• Goal:
Write out each line from the data below that includes the word "Done".

(Stored data)
┌────────
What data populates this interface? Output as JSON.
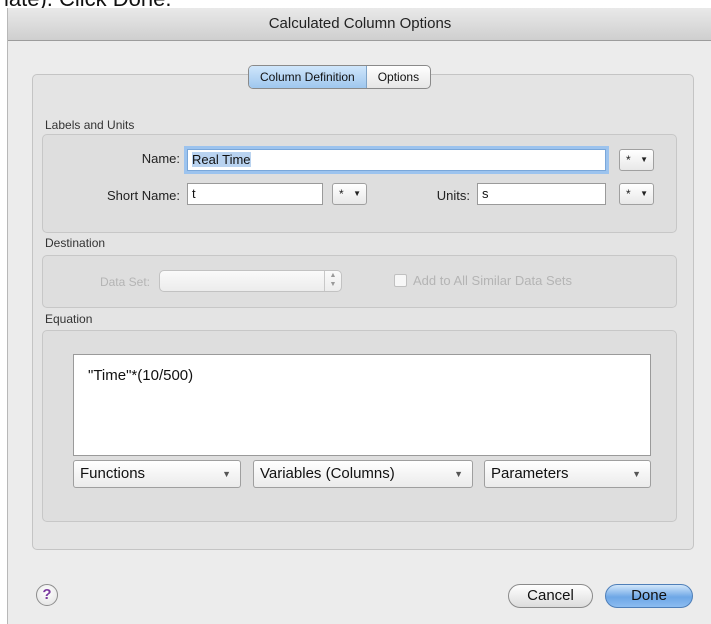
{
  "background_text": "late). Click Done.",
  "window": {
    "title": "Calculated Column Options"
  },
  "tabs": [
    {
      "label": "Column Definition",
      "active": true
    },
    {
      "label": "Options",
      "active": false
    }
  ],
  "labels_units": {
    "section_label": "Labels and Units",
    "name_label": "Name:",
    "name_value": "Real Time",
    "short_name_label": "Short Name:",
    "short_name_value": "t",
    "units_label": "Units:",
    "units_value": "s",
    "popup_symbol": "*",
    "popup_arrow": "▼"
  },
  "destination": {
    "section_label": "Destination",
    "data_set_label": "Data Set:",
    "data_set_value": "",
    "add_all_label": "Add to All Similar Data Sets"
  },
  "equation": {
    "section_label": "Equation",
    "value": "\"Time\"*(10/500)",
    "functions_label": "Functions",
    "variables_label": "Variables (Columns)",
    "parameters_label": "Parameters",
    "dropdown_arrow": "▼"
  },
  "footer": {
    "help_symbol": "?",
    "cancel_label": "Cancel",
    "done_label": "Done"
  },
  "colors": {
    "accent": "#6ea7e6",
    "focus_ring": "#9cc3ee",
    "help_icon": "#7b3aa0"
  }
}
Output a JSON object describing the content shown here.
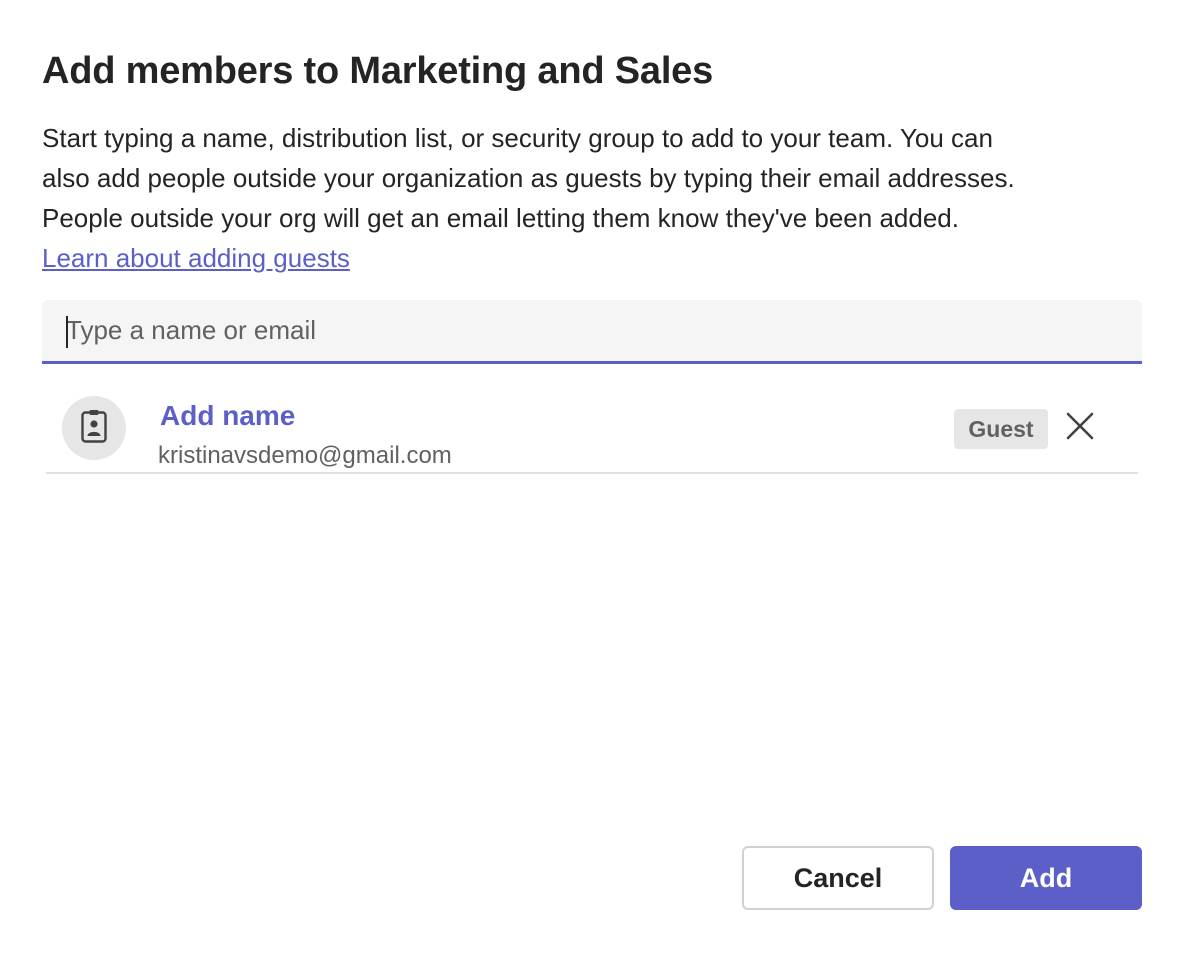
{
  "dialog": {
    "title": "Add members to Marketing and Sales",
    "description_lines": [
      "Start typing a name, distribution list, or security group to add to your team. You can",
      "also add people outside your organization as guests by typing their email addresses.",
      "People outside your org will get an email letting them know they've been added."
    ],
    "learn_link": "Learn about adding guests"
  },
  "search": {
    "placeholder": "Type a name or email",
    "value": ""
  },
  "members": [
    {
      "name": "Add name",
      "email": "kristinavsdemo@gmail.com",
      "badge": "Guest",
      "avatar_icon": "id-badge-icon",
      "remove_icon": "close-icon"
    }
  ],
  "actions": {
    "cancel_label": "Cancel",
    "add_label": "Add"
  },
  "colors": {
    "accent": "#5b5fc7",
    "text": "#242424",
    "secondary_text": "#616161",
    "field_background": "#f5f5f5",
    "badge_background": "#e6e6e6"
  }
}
└────────
┌────────
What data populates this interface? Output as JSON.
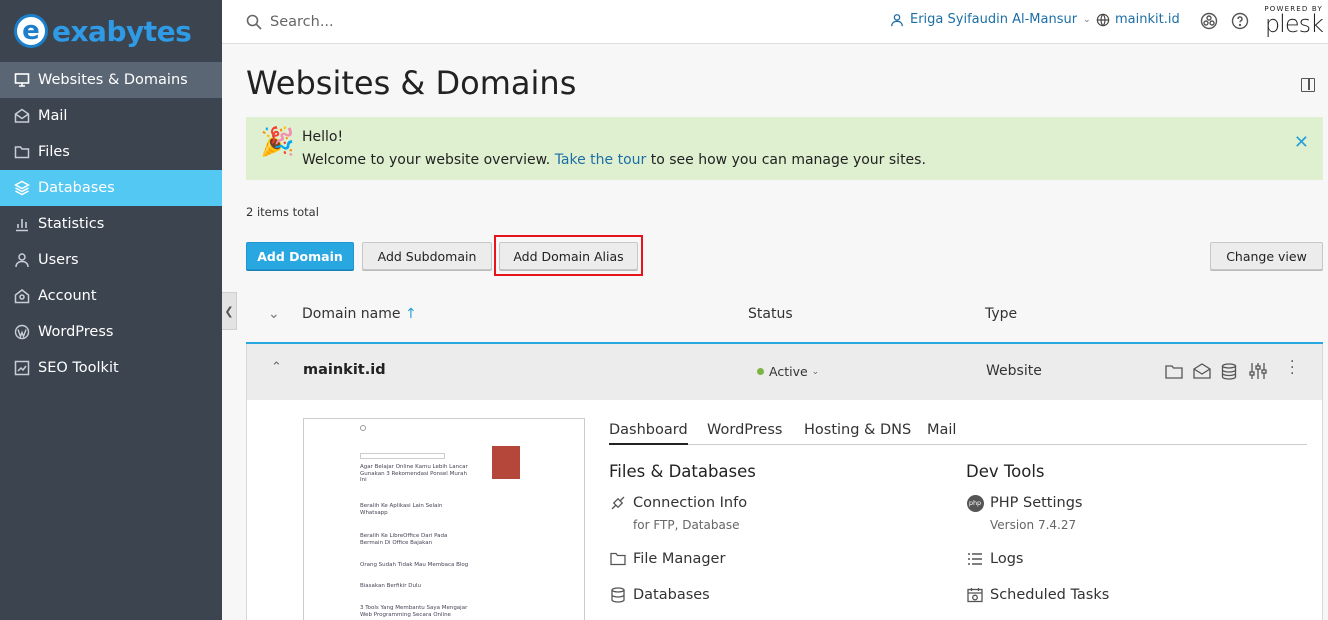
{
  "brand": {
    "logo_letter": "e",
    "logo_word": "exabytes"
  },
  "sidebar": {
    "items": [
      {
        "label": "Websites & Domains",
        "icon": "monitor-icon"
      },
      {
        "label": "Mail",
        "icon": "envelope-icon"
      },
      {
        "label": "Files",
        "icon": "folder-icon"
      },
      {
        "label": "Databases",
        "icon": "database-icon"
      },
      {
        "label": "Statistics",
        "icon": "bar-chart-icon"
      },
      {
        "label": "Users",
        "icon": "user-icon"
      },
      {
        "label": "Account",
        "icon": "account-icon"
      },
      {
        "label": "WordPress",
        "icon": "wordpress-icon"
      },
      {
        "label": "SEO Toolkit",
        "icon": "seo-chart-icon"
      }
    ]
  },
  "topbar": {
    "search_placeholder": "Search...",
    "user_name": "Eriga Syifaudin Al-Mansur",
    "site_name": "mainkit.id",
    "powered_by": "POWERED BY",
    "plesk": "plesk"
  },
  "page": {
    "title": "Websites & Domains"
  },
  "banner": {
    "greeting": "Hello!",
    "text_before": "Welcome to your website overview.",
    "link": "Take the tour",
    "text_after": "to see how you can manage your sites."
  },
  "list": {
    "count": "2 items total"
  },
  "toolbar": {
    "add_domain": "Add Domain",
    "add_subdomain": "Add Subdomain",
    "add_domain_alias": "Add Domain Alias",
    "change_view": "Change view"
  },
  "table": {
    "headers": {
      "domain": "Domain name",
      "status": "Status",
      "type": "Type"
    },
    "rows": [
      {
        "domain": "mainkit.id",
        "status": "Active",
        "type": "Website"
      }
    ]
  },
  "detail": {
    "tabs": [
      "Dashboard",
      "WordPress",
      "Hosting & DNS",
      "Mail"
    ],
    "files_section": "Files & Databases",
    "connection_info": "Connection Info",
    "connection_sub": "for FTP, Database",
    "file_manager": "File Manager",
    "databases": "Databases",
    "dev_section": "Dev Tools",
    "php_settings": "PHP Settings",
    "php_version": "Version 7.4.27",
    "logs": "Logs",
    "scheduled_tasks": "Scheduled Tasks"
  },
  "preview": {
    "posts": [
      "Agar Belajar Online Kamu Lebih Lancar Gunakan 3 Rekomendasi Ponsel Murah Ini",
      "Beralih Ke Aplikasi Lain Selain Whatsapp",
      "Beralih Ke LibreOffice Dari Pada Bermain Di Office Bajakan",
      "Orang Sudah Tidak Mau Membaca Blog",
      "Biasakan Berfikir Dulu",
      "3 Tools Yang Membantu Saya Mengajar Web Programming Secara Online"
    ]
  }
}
└────────
┌────────
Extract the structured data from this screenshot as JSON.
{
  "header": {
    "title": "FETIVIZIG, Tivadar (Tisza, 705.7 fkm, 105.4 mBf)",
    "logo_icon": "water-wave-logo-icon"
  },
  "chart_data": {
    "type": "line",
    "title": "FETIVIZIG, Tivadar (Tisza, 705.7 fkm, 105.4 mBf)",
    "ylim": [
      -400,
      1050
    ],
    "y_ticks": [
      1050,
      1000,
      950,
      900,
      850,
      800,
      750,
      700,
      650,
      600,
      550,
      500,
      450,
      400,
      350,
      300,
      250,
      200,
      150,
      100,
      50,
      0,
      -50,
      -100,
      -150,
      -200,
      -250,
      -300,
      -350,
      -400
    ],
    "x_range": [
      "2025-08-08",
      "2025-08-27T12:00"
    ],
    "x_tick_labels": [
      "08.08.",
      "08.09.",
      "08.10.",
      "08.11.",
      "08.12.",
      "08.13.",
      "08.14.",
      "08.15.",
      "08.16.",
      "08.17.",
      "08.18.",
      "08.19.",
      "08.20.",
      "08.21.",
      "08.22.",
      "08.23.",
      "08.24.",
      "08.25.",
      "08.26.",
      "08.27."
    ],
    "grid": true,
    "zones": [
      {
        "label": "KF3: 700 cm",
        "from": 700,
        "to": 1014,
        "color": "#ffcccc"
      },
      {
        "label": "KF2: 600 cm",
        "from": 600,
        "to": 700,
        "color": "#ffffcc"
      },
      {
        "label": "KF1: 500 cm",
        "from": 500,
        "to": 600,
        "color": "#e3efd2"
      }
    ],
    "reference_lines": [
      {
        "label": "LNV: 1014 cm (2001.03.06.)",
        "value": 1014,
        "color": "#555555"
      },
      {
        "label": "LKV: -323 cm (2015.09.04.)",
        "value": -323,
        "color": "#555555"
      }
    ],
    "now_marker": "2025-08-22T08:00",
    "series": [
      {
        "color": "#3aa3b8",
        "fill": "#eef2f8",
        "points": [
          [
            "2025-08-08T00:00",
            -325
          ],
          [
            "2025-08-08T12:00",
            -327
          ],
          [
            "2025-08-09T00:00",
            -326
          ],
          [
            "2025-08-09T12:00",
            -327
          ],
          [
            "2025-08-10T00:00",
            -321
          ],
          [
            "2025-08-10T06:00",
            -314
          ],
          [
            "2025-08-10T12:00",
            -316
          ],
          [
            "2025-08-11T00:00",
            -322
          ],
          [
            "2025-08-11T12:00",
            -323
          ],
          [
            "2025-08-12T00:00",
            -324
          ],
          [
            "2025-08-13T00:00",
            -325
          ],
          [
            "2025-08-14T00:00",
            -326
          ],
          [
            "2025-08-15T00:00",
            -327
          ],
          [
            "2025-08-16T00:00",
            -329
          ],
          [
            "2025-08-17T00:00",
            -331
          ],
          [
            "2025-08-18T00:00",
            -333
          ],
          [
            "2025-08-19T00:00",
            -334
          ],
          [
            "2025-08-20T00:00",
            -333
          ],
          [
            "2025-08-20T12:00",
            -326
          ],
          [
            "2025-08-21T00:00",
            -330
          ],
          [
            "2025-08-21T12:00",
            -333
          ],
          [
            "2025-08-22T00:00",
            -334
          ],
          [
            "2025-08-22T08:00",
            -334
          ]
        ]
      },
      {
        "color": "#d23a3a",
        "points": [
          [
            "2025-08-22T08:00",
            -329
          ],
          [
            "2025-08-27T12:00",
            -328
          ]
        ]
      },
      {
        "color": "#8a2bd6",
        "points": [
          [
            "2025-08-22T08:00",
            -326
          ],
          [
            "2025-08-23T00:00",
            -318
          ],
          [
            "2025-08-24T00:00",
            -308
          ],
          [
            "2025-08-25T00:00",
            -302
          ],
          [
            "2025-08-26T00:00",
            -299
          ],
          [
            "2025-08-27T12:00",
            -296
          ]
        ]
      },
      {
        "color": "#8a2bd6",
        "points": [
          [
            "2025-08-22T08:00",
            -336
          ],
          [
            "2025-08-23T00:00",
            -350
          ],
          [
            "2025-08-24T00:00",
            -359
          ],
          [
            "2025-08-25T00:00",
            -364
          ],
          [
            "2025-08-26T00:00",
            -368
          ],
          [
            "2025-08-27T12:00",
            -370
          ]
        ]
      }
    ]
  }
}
└────────
• Reply to the task:
  "background_text": "late). Click Done.",
    "done_label": "Done"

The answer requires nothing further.